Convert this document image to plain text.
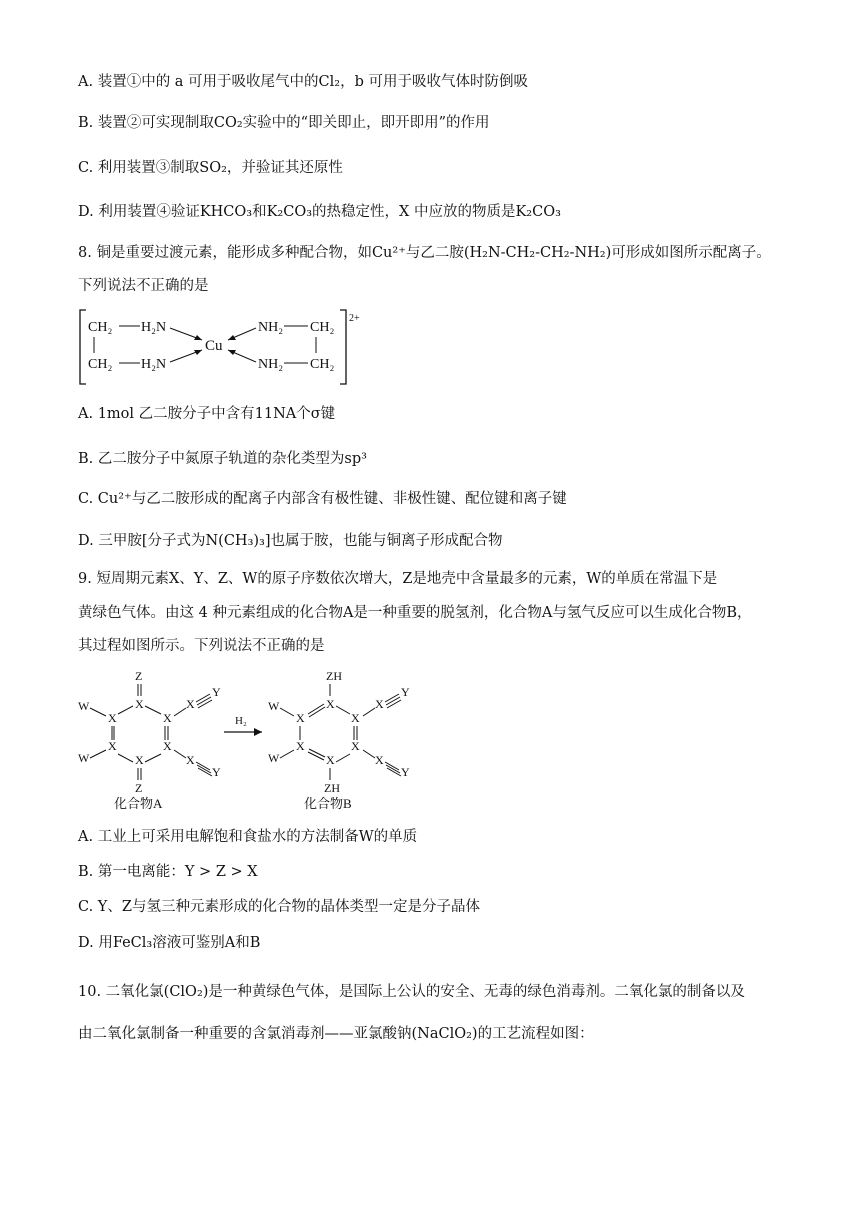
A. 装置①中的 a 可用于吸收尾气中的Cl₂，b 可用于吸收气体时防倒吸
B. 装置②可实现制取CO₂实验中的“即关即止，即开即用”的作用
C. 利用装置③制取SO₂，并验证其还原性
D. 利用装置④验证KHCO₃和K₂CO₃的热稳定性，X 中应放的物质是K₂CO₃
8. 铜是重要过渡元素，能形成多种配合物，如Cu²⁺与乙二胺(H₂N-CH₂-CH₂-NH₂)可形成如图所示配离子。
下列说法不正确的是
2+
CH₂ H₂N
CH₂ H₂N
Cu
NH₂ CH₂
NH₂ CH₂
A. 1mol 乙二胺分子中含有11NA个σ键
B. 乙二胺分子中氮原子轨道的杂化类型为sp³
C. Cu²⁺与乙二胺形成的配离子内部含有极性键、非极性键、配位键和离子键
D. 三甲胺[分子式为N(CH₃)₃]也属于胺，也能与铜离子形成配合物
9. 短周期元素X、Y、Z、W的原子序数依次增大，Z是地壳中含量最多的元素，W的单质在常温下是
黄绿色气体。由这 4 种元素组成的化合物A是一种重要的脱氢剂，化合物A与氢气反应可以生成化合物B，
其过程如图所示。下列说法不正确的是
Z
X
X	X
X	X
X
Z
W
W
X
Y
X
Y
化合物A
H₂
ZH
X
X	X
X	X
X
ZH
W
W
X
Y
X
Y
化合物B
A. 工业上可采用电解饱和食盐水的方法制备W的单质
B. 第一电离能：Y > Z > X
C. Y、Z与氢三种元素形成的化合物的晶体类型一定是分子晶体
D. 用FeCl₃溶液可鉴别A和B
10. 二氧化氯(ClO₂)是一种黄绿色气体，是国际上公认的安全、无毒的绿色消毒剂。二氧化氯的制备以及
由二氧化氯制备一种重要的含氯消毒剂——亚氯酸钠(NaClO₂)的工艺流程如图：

---

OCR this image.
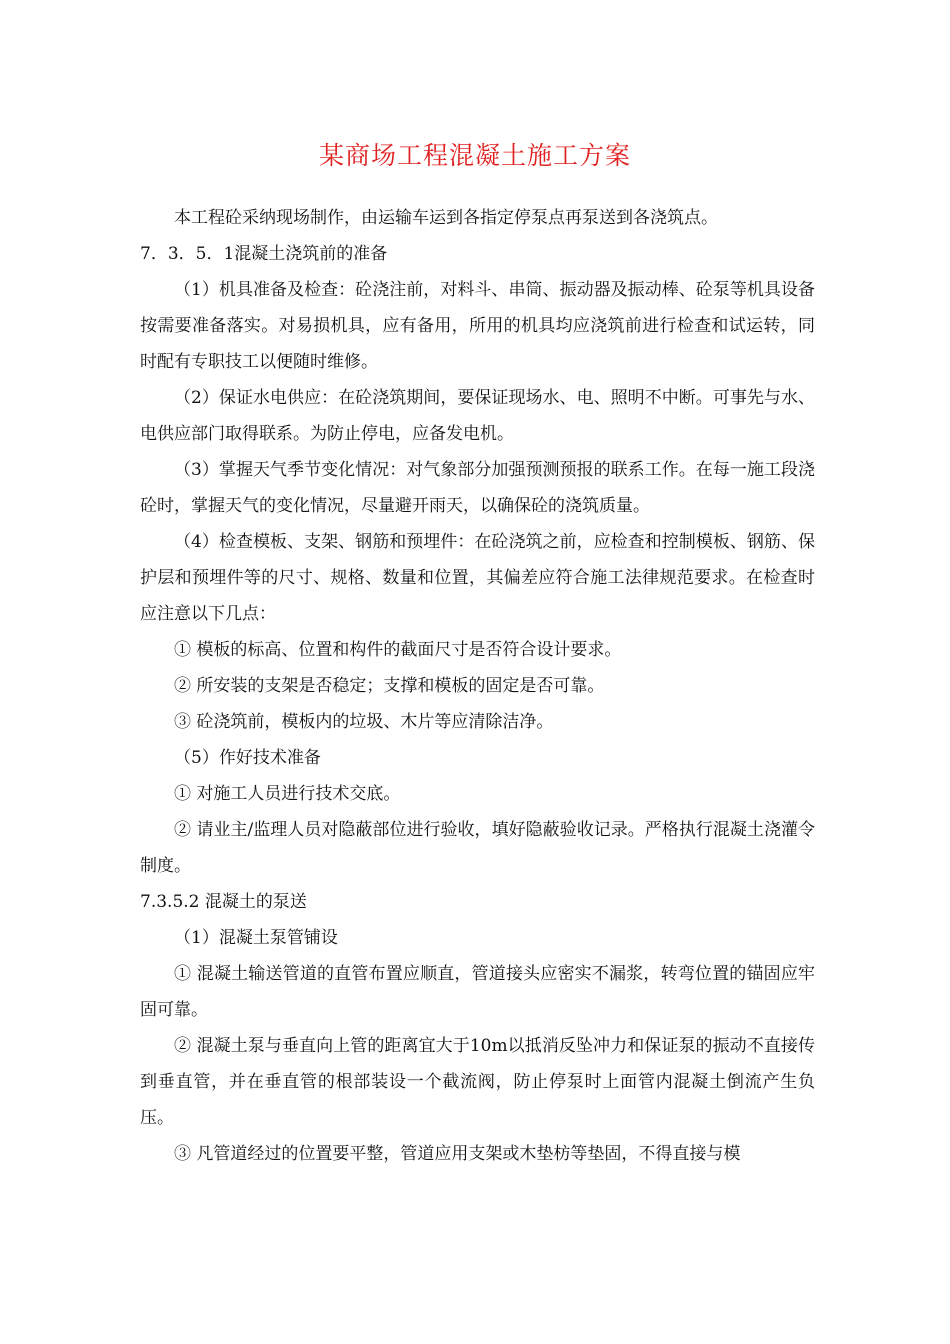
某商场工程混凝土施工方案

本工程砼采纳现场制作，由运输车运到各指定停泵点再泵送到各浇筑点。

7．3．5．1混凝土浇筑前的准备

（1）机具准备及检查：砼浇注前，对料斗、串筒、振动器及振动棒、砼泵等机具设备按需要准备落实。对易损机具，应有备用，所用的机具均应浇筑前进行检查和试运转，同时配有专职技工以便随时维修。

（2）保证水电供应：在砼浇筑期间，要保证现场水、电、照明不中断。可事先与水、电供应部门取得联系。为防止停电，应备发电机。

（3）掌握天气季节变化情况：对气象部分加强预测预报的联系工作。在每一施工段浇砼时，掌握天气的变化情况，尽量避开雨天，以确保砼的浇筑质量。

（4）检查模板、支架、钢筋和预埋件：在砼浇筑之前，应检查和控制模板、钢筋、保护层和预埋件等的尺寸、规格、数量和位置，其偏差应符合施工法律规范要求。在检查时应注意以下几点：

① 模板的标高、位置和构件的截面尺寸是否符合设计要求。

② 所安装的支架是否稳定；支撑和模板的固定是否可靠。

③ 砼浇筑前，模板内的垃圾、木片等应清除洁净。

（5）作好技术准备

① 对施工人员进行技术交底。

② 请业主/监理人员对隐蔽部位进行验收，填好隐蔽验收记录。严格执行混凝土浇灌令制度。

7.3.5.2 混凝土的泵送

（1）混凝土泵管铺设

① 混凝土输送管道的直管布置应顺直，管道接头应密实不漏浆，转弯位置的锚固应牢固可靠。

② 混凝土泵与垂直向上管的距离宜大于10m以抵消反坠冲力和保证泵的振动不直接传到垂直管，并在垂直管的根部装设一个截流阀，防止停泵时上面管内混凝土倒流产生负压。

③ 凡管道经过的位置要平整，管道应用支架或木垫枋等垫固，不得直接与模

==

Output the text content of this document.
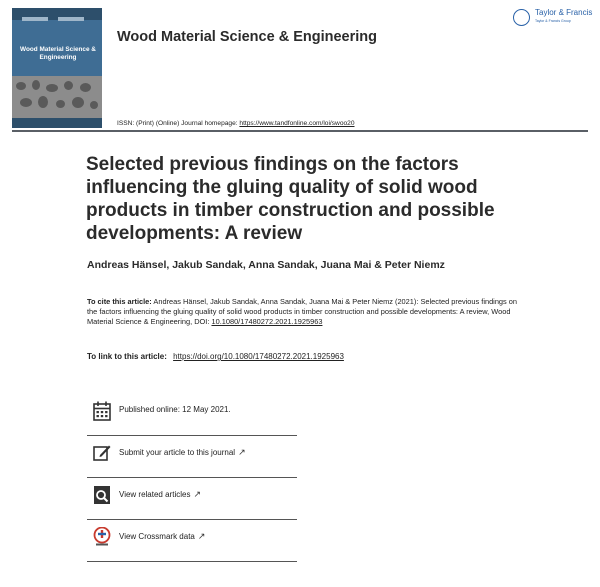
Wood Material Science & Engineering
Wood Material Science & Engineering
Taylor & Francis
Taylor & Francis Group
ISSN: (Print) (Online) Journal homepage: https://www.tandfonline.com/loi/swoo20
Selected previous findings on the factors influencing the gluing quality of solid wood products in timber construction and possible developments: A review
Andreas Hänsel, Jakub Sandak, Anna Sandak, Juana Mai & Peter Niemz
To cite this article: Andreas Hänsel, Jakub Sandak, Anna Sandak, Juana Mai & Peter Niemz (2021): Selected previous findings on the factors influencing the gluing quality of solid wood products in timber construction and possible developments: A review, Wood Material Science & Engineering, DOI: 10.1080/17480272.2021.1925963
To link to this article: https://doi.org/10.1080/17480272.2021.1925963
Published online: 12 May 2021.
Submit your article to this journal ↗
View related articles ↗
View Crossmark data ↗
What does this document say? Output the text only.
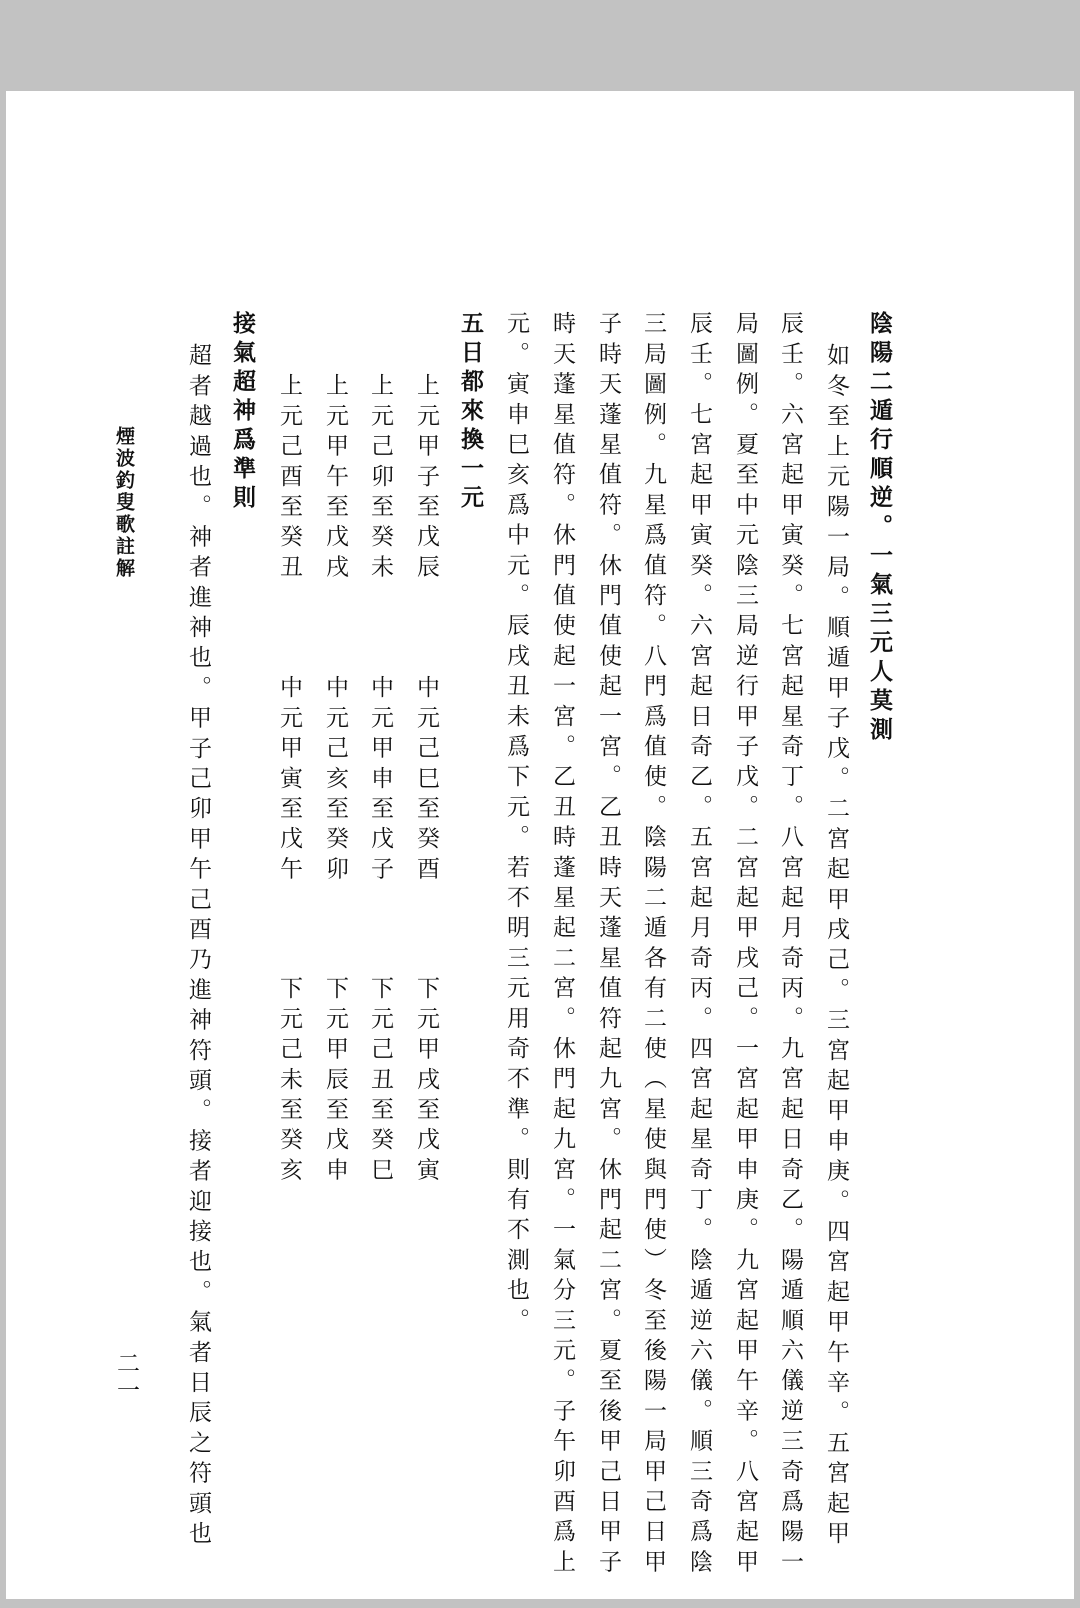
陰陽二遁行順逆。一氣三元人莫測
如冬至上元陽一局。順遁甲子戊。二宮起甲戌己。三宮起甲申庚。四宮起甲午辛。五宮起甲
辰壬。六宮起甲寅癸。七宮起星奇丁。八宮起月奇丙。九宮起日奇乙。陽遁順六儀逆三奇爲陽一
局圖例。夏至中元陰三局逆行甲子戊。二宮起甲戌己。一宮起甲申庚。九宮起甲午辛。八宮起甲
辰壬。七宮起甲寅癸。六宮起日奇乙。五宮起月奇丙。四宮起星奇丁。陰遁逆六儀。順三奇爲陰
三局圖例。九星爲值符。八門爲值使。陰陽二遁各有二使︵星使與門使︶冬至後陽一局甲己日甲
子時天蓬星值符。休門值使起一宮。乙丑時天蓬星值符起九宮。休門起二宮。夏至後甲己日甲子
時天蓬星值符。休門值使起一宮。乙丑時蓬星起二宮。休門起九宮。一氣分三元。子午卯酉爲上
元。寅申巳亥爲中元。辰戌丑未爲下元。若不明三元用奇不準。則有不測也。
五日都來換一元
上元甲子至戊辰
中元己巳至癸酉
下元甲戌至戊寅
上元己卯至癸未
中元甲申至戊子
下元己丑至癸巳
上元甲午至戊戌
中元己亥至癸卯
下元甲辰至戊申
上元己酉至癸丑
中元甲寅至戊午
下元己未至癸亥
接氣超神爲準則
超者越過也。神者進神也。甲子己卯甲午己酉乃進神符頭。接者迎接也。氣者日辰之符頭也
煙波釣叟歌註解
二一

_Set exercise_. Count the lines that hold the string "previous" and state that number alone.

_Solution to the problem_. 2